--- begin ---

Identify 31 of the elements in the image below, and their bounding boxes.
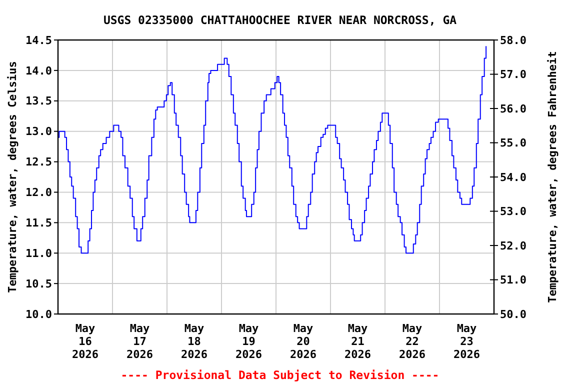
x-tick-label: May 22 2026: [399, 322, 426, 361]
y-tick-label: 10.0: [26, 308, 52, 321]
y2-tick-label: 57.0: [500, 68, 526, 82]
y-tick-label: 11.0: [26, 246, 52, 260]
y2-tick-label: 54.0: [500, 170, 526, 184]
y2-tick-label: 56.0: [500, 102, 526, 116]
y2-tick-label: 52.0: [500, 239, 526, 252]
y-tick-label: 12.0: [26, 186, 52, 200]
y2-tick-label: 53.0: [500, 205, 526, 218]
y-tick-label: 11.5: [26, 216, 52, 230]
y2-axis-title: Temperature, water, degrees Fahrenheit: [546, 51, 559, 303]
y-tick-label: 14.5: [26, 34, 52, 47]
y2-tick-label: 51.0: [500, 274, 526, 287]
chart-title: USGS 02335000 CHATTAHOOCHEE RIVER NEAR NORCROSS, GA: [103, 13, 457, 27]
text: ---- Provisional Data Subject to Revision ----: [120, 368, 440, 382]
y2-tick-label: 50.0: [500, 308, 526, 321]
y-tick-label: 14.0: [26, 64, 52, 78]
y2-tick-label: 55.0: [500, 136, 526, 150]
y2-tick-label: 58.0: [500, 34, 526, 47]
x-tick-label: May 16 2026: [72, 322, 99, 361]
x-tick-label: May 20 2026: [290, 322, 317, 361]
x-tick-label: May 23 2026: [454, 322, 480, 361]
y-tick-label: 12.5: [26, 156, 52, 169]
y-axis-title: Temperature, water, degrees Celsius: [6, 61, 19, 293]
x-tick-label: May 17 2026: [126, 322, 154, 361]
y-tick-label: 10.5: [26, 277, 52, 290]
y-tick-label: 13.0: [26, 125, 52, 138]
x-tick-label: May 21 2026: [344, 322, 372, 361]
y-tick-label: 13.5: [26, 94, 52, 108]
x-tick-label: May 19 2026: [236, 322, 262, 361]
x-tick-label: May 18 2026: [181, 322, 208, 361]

--- end ---
--- begin ---

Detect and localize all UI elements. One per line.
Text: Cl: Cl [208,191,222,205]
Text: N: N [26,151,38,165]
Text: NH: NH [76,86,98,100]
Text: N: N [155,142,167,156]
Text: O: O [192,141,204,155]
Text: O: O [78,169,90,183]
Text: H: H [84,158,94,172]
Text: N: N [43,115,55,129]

--- end ---
--- begin ---

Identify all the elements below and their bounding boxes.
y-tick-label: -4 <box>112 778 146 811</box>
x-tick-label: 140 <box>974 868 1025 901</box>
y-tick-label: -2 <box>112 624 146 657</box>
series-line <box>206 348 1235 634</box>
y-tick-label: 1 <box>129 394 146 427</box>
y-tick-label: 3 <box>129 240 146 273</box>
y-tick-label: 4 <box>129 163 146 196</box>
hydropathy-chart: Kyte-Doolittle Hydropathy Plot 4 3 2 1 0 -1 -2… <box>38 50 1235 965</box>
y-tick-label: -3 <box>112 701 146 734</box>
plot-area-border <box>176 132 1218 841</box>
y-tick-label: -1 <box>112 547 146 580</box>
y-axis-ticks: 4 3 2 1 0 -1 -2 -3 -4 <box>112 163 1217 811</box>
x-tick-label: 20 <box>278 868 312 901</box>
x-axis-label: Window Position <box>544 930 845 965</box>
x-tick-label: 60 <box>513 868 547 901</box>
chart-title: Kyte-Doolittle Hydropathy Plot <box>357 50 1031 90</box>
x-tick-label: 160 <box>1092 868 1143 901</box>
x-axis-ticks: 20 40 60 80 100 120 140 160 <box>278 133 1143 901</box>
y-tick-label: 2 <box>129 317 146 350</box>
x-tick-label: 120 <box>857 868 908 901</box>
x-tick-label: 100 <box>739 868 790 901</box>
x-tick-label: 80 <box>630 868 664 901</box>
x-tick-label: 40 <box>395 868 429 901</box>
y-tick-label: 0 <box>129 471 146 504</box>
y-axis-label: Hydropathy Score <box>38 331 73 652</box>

--- end ---

*INSTRUCTIONS TO FOLLOW:*
Copy the records above word for word, from the line with "Identify 31 of" to the line with "y-tick-label: 14.0: [26, 64, 52, 78]", including both of those lines, and leave out the picture.

*WRITTEN ANSWER:*
Identify 31 of the elements in the image below, and their bounding boxes.
x-tick-label: May 22 2026: [399, 322, 426, 361]
y-tick-label: 10.0: [26, 308, 52, 321]
y2-tick-label: 57.0: [500, 68, 526, 82]
y-tick-label: 11.0: [26, 246, 52, 260]
y2-tick-label: 54.0: [500, 170, 526, 184]
y2-tick-label: 56.0: [500, 102, 526, 116]
y2-tick-label: 52.0: [500, 239, 526, 252]
y-tick-label: 12.0: [26, 186, 52, 200]
y2-tick-label: 53.0: [500, 205, 526, 218]
y-tick-label: 11.5: [26, 216, 52, 230]
y2-axis-title: Temperature, water, degrees Fahrenheit: [546, 51, 559, 303]
y-tick-label: 14.5: [26, 34, 52, 47]
y2-tick-label: 51.0: [500, 274, 526, 287]
chart-title: USGS 02335000 CHATTAHOOCHEE RIVER NEAR NORCROSS, GA: [103, 13, 457, 27]
text: ---- Provisional Data Subject to Revision ----: [120, 368, 440, 382]
y2-tick-label: 50.0: [500, 308, 526, 321]
y-tick-label: 14.0: [26, 64, 52, 78]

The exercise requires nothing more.